Control group receives: "Here is a list of four things that some people believe. How many of them do you believe? (Don't tell me which ones, just tell me how many.)"

  1. The government should be allowed to wiretap phone calls with suspected terrorists.
  2. Prayer should be allowed in public schools.
  3. Capital punishment is sometimes justified.
  4. The U.S. should have stricter trade policies.

Treatment group receives the same list, plus: 5. I would be uncomfortable if my child's teacher was openly gay.

If the control group averages 2.3 items and the treatment group averages 2.7 items, the estimate is that 40% endorse the sensitive item — even if only 10% would directly say so.

List experiments require large samples (because you are estimating a difference between group means, and that estimate has variance) and careful attention to design (the non-sensitive items should be politically diverse and roughly equally appealing across the spectrum, to avoid ceiling/floor effects). But they have been used successfully to measure racial resentment, support for extreme candidates, and other politically sensitive positions.

Randomized Response Technique

The randomized response technique (RRT), developed by Stanley Warner in 1965, uses a different strategy: introduce a random element that makes individual responses uninterpretable, while allowing aggregate estimation of sensitive behavior.

The most common version works like this: respondents are asked to flip a coin secretly. If it comes up heads, they answer "yes" regardless of the true answer. If it comes up tails, they answer truthfully. Since the interviewer doesn't know the coin flip result, a "yes" answer is ambiguous — it might be the honest answer or the forced "heads" response. This gives respondents genuine protection, because their true answer cannot be identified from their observed answer.

Aggregate population proportions can still be estimated because the probability structure is known. If we know that p(heads) = 0.5 and we observe a "yes" proportion of 0.65 in the sample, we can estimate the true "yes" proportion as approximately 0.30 [(0.65 - 0.5) / 0.5].

RRT has been used to estimate prevalence of drug use, illegal behavior, and, in political contexts, unpopular political views. It is more methodologically complex than direct questioning and requires explanation to respondents, which introduces its own measurement challenges. But when social desirability bias is severe, it provides substantially better estimates than direct questions.

⚠️ Common Pitfall: Assuming Sensitive Question Techniques Are Always Better

List experiments and RRT produce less precise estimates than direct questions (because they introduce design noise). They are only worth the added complexity when social desirability bias is substantial. For questions where stigma is low, direct questions are preferable. Before deploying a sensitive question technique, ask: what is the evidence that respondents would lie in response to a direct question on this topic? If the answer is "I'm not sure they would," use direct questioning.


Cognitive Interviewing and Pretesting Methods

No matter how carefully you design a questionnaire, you will get things wrong. Questions you thought were clear will confuse respondents. Response options you thought were exhaustive will leave respondents searching for the option that matches their view. Order effects you didn't anticipate will distort your results.

Cognitive interviewing is the standard method for identifying these problems before they contaminate your data. In a cognitive interview, you administer the questionnaire to a small sample of respondents (8-12 is usually sufficient) who are asked to think aloud as they answer — to narrate what they understand the question to be asking, what information they are drawing on to answer it, and how they are mapping their response onto the scale.

The results are often humbling. Questions that seemed perfectly clear in the conference room generate confusion in cognitive interviews. Response options that seemed to cover all possibilities leave respondents without a valid choice. Complex skip logic confuses interviewers and respondents alike.
§ §
**Stated exercise A**
Rename "console-line" to "terminal-line" in the records, from their first line up to and including the line with "vpn-ip-address: 10.99.255.1 [554,133,633,148]". Return only those lines, with nothing else changed.
§ §
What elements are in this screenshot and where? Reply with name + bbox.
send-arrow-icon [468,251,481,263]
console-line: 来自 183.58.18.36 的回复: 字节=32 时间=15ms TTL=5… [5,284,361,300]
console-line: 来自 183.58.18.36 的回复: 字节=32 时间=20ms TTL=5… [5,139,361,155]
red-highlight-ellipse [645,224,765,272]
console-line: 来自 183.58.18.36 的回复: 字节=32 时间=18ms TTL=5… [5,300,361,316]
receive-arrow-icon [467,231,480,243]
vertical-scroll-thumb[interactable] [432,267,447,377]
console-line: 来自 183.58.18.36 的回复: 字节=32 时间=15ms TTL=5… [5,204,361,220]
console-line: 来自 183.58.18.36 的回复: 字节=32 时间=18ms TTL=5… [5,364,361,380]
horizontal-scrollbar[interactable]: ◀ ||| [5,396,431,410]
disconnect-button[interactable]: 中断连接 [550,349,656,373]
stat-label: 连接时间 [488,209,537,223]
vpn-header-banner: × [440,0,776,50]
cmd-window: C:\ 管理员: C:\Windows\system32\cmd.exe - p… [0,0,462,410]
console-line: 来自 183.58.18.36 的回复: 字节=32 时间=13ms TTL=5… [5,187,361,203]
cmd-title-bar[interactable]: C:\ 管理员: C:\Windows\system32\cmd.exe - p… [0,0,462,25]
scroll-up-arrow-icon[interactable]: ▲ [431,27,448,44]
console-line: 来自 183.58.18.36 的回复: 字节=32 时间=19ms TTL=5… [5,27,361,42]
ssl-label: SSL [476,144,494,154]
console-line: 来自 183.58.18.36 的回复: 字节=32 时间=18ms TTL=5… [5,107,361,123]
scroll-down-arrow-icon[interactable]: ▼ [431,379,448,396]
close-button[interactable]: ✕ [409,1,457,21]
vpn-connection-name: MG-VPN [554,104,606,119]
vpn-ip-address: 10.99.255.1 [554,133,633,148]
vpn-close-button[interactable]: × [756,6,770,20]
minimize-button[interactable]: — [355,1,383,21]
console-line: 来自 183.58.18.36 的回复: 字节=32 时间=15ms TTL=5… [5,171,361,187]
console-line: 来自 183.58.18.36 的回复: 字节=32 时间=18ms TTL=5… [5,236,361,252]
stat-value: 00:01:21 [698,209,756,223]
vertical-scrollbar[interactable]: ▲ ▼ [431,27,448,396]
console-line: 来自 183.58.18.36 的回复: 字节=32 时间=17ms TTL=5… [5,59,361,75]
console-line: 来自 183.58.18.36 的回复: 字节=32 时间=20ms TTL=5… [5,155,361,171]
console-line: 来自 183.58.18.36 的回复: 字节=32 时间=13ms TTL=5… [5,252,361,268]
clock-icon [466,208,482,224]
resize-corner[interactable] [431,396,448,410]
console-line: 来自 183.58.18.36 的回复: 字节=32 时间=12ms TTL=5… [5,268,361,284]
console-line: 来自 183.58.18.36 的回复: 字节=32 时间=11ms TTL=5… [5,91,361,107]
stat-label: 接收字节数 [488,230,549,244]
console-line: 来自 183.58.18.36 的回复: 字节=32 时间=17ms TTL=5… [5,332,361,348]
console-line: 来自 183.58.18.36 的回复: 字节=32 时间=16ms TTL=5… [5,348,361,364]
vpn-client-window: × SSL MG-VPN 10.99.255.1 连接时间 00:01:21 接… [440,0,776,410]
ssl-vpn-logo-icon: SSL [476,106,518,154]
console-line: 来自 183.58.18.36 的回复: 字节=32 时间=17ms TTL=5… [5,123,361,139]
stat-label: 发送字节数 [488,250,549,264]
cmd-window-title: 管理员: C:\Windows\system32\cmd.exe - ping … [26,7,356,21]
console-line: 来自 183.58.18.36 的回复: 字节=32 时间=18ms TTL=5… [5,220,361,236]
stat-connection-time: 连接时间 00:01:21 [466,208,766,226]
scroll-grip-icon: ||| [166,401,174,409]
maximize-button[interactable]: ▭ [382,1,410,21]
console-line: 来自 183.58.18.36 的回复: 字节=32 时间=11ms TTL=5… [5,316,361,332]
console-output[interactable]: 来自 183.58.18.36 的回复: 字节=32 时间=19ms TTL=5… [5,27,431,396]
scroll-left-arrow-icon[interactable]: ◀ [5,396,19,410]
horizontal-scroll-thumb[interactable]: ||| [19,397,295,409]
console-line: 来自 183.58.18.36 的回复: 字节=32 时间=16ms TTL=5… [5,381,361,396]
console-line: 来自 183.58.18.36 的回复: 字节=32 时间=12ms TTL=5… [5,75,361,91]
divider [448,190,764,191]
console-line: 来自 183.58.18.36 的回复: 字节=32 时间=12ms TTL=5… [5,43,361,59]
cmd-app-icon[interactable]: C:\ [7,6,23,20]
§ §
**Stated exercise B**
Pick up the passage on survey question methods where it ends and carry it forward.

**Written answer A**
What elements are in this screenshot and where? Reply with name + bbox.
send-arrow-icon [468,251,481,263]
terminal-line: 来自 183.58.18.36 的回复: 字节=32 时间=15ms TTL=5… [5,284,361,300]
terminal-line: 来自 183.58.18.36 的回复: 字节=32 时间=20ms TTL=5… [5,139,361,155]
red-highlight-ellipse [645,224,765,272]
terminal-line: 来自 183.58.18.36 的回复: 字节=32 时间=18ms TTL=5… [5,300,361,316]
receive-arrow-icon [467,231,480,243]
vertical-scroll-thumb[interactable] [432,267,447,377]
terminal-line: 来自 183.58.18.36 的回复: 字节=32 时间=15ms TTL=5… [5,204,361,220]
terminal-line: 来自 183.58.18.36 的回复: 字节=32 时间=18ms TTL=5… [5,364,361,380]
horizontal-scrollbar[interactable]: ◀ ||| [5,396,431,410]
disconnect-button[interactable]: 中断连接 [550,349,656,373]
stat-label: 连接时间 [488,209,537,223]
vpn-header-banner: × [440,0,776,50]
cmd-window: C:\ 管理员: C:\Windows\system32\cmd.exe - p… [0,0,462,410]
terminal-line: 来自 183.58.18.36 的回复: 字节=32 时间=13ms TTL=5… [5,187,361,203]
cmd-title-bar[interactable]: C:\ 管理员: C:\Windows\system32\cmd.exe - p… [0,0,462,25]
scroll-up-arrow-icon[interactable]: ▲ [431,27,448,44]
terminal-line: 来自 183.58.18.36 的回复: 字节=32 时间=19ms TTL=5… [5,27,361,42]
ssl-label: SSL [476,144,494,154]
terminal-line: 来自 183.58.18.36 的回复: 字节=32 时间=18ms TTL=5… [5,107,361,123]
scroll-down-arrow-icon[interactable]: ▼ [431,379,448,396]
close-button[interactable]: ✕ [409,1,457,21]
vpn-connection-name: MG-VPN [554,104,606,119]
vpn-ip-address: 10.99.255.1 [554,133,633,148]

**Written answer B**
The Cognitive Interview Protocol in Practice

A well-run cognitive interview follows a structured protocol:

Concurrent verbal probing: The interviewer asks the respondent to think aloud while answering each question. "Before you give me your answer to Question 6, tell me what you understand the question to be asking." The interviewer records the respondent's interpretation and notes any discrepancies from the intended meaning.

Retrospective probing: After the respondent answers, the interviewer follows up with probes designed to surface latent confusion. Common probes include: - "In your own words, what did that question mean to you?" - "How did you decide on that answer?" - "When you heard the phrase [X], what came to mind?" - "Was there any part of that question that was unclear or confusing?" - "Were any of the response options difficult to choose between?"

The "surprised" test: The interviewer tracks any response that surprises them — cases where the respondent's answer or interpretation differs from what the question intended. Every surprise is a data point about questionnaire failure. If five of twelve cognitive interview respondents interpret "economic security" to mean something different from what the researcher intended, the question needs revision regardless of how clear it seemed in the conference room.

Meridian's standard practice is three stages of pretesting:

  1. Internal review: The full team reads the questionnaire aloud, challenging every wording choice.
  2. Cognitive interviews: 8-10 interviews with respondents who match the target population.
  3. Small pilot: A 50-person pilot fielding to check skip logic, timing, and item nonresponse.

"The hardest thing to teach junior analysts," Trish told Carlos at the end of the day, "is that a question you spent two hours writing can still be garbage. You have to be willing to kill your darlings."

Carlos looked at the draft questionnaire he'd spent the morning on. "Anything I should cut?"

"Q13," Trish said without hesitation. "It's double-barreled. You're asking about economic security and healthcare in the same question. Split them."

She was right. Carlos hadn't noticed it.

What Cognitive Interviews Cannot Fix

Cognitive interviews identify problems with question comprehension and response mapping. They are limited in several important ways:

Small sample size: 8-12 cognitive interviews are sufficient to identify clear problems, but they cannot reliably detect subtle issues that appear in only 5-10% of the population. Pilot testing with 50+ respondents is necessary to catch rarer problems.

Motivated respondents: People who agree to participate in cognitive interviews tend to be cooperative and linguistically fluent. They may not represent the segment of your target population that is most likely to misinterpret questions or struggle with response categories.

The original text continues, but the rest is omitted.